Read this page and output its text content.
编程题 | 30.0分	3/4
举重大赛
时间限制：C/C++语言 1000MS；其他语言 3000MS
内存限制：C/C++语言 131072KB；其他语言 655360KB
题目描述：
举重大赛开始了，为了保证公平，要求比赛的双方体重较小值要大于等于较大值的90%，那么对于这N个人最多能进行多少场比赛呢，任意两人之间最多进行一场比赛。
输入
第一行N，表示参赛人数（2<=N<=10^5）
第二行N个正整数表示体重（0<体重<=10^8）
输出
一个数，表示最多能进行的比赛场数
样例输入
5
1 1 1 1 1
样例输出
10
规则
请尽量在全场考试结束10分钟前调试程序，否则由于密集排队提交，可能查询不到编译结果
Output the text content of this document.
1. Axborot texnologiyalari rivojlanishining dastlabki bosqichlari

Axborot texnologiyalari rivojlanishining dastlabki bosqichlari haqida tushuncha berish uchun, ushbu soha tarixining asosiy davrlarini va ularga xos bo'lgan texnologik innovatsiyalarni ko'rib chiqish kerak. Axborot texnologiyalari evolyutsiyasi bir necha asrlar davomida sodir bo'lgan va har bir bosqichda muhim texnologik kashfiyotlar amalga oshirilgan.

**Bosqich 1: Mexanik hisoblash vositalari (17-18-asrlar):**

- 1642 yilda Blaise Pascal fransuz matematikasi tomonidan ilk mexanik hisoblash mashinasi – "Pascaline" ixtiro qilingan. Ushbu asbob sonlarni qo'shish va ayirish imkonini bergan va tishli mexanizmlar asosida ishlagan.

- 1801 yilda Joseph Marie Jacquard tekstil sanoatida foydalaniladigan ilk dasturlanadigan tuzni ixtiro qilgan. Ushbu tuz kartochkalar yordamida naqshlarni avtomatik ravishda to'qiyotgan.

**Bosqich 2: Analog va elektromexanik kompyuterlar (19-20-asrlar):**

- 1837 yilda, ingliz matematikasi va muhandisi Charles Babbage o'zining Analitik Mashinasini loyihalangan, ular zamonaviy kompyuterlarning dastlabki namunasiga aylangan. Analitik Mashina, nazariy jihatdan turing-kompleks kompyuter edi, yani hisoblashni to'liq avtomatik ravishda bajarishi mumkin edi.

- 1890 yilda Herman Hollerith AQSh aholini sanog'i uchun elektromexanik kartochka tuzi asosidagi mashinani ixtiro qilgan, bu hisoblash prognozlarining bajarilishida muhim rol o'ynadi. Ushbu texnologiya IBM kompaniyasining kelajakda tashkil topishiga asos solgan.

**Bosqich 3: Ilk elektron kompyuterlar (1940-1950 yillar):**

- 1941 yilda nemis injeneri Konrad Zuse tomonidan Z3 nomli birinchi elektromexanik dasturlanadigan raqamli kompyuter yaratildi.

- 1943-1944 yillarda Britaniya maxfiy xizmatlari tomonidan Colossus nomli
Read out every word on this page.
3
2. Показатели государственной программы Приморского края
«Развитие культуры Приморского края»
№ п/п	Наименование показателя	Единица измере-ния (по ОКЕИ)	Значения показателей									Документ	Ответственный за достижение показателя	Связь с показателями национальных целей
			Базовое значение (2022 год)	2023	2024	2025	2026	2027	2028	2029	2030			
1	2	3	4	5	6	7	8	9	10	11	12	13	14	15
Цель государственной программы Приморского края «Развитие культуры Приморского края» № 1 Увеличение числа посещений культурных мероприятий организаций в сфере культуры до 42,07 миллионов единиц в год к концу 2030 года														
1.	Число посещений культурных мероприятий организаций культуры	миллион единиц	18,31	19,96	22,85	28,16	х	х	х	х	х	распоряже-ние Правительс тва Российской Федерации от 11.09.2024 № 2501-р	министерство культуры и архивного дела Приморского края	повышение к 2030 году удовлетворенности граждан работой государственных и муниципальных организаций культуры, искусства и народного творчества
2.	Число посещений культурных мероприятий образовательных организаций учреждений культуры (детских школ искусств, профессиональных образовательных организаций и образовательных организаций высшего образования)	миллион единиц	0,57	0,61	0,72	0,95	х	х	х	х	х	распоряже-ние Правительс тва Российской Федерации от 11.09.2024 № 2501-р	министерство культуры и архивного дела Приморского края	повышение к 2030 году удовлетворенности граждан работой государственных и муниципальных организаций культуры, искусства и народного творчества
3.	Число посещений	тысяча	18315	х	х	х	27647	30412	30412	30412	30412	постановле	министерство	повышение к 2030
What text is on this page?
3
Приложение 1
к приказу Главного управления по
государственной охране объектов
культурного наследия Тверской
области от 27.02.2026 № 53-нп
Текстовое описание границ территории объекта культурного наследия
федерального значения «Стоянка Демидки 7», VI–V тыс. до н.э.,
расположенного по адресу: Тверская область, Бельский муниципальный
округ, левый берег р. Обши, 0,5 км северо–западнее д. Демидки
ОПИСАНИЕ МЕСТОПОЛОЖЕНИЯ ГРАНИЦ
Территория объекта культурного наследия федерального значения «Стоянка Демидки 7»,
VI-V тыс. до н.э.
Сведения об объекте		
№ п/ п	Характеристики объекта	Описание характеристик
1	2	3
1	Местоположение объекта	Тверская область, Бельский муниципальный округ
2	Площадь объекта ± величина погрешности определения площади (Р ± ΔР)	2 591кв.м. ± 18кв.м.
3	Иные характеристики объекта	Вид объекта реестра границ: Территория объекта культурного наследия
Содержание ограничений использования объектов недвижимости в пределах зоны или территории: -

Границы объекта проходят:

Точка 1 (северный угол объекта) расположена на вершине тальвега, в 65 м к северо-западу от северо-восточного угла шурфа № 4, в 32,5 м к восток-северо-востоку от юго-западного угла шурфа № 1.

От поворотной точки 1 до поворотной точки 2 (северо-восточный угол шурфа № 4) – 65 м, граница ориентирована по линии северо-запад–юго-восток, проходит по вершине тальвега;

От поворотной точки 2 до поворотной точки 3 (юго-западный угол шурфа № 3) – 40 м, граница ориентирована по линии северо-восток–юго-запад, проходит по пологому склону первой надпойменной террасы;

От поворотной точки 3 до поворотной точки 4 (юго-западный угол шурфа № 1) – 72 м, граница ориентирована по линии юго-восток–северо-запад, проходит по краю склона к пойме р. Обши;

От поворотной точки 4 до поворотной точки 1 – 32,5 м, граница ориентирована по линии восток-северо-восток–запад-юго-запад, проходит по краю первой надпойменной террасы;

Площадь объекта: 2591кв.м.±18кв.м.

• **Aim of the exercise**
Quote all of the entries verbatim.

• **Complete output**
Read this page and output its text content.
编程题 | 30.0分	3/4
举重大赛
时间限制：C/C++语言 1000MS；其他语言 3000MS
内存限制：C/C++语言 131072KB；其他语言 655360KB
题目描述：
举重大赛开始了，为了保证公平，要求比赛的双方体重较小值要大于等于较大值的90%，那么对于这N个人最多能进行多少场比赛呢，任意两人之间最多进行一场比赛。
输入
第一行N，表示参赛人数（2<=N<=10^5）
第二行N个正整数表示体重（0<体重<=10^8）
输出
一个数，表示最多能进行的比赛场数
样例输入
5
1 1 1 1 1
样例输出
10
规则
请尽量在全场考试结束10分钟前调试程序，否则由于密集排队提交，可能查询不到编译结果
Output the text content of this document.
1. Axborot texnologiyalari rivojlanishining dastlabki bosqichlari

Axborot texnologiyalari rivojlanishining dastlabki bosqichlari haqida tushuncha berish uchun, ushbu soha tarixining asosiy davrlarini va ularga xos bo'lgan texnologik innovatsiyalarni ko'rib chiqish kerak. Axborot texnologiyalari evolyutsiyasi bir necha asrlar davomida sodir bo'lgan va har bir bosqichda muhim texnologik kashfiyotlar amalga oshirilgan.

**Bosqich 1: Mexanik hisoblash vositalari (17-18-asrlar):**

- 1642 yilda Blaise Pascal fransuz matematikasi tomonidan ilk mexanik hisoblash mashinasi – "Pascaline" ixtiro qilingan. Ushbu asbob sonlarni qo'shish va ayirish imkonini bergan va tishli mexanizmlar asosida ishlagan.

- 1801 yilda Joseph Marie Jacquard tekstil sanoatida foydalaniladigan ilk dasturlanadigan tuzni ixtiro qilgan. Ushbu tuz kartochkalar yordamida naqshlarni avtomatik ravishda to'qiyotgan.

**Bosqich 2: Analog va elektromexanik kompyuterlar (19-20-asrlar):**

- 1837 yilda, ingliz matematikasi va muhandisi Charles Babbage o'zining Analitik Mashinasini loyihalangan, ular zamonaviy kompyuterlarning dastlabki namunasiga aylangan. Analitik Mashina, nazariy jihatdan turing-kompleks kompyuter edi, yani hisoblashni to'liq avtomatik ravishda bajarishi mumkin edi.

- 1890 yilda Herman Hollerith AQSh aholini sanog'i uchun elektromexanik kartochka tuzi asosidagi mashinani ixtiro qilgan, bu hisoblash prognozlarining bajarilishida muhim rol o'ynadi. Ushbu texnologiya IBM kompaniyasining kelajakda tashkil topishiga asos solgan.

**Bosqich 3: Ilk elektron kompyuterlar (1940-1950 yillar):**

- 1941 yilda nemis injeneri Konrad Zuse tomonidan Z3 nomli birinchi elektromexanik dasturlanadigan raqamli kompyuter yaratildi.

- 1943-1944 yillarda Britaniya maxfiy xizmatlari tomonidan Colossus nomli
Read out every word on this page.
3
2. Показатели государственной программы Приморского края
«Развитие культуры Приморского края»
№ п/п	Наименование показателя	Единица измере-ния (по ОКЕИ)	Значения показателей									Документ	Ответственный за достижение показателя	Связь с показателями национальных целей
			Базовое значение (2022 год)	2023	2024	2025	2026	2027	2028	2029	2030			
1	2	3	4	5	6	7	8	9	10	11	12	13	14	15
Цель государственной программы Приморского края «Развитие культуры Приморского края» № 1 Увеличение числа посещений культурных мероприятий организаций в сфере культуры до 42,07 миллионов единиц в год к концу 2030 года														
1.	Число посещений культурных мероприятий организаций культуры	миллион единиц	18,31	19,96	22,85	28,16	х	х	х	х	х	распоряже-ние Правительс тва Российской Федерации от 11.09.2024 № 2501-р	министерство культуры и архивного дела Приморского края	повышение к 2030 году удовлетворенности граждан работой государственных и муниципальных организаций культуры, искусства и народного творчества
2.	Число посещений культурных мероприятий образовательных организаций учреждений культуры (детских школ искусств, профессиональных образовательных организаций и образовательных организаций высшего образования)	миллион единиц	0,57	0,61	0,72	0,95	х	х	х	х	х	распоряже-ние Правительс тва Российской Федерации от 11.09.2024 № 2501-р	министерство культуры и архивного дела Приморского края	повышение к 2030 году удовлетворенности граждан работой государственных и муниципальных организаций культуры, искусства и народного творчества
3.	Число посещений	тысяча	18315	х	х	х	27647	30412	30412	30412	30412	постановле	министерство	повышение к 2030
What text is on this page?
3
Приложение 1
к приказу Главного управления по
государственной охране объектов
культурного наследия Тверской
области от 27.02.2026 № 53-нп
Текстовое описание границ территории объекта культурного наследия
федерального значения «Стоянка Демидки 7», VI–V тыс. до н.э.,
расположенного по адресу: Тверская область, Бельский муниципальный
округ, левый берег р. Обши, 0,5 км северо–западнее д. Демидки
ОПИСАНИЕ МЕСТОПОЛОЖЕНИЯ ГРАНИЦ
Территория объекта культурного наследия федерального значения «Стоянка Демидки 7»,
VI-V тыс. до н.э.
Сведения об объекте		
№ п/ п	Характеристики объекта	Описание характеристик
1	2	3
1	Местоположение объекта	Тверская область, Бельский муниципальный округ
2	Площадь объекта ± величина погрешности определения площади (Р ± ΔР)	2 591кв.м. ± 18кв.м.
3	Иные характеристики объекта	Вид объекта реестра границ: Территория объекта культурного наследия
Содержание ограничений использования объектов недвижимости в пределах зоны или территории: -

Границы объекта проходят:

Точка 1 (северный угол объекта) расположена на вершине тальвега, в 65 м к северо-западу от северо-восточного угла шурфа № 4, в 32,5 м к восток-северо-востоку от юго-западного угла шурфа № 1.

От поворотной точки 1 до поворотной точки 2 (северо-восточный угол шурфа № 4) – 65 м, граница ориентирована по линии северо-запад–юго-восток, проходит по вершине тальвега;

От поворотной точки 2 до поворотной точки 3 (юго-западный угол шурфа № 3) – 40 м, граница ориентирована по линии северо-восток–юго-запад, проходит по пологому склону первой надпойменной террасы;

От поворотной точки 3 до поворотной точки 4 (юго-западный угол шурфа № 1) – 72 м, граница ориентирована по линии юго-восток–северо-запад, проходит по краю склона к пойме р. Обши;

От поворотной точки 4 до поворотной точки 1 – 32,5 м, граница ориентирована по линии восток-северо-восток–запад-юго-запад, проходит по краю первой надпойменной террасы;

Площадь объекта: 2591кв.м.±18кв.м.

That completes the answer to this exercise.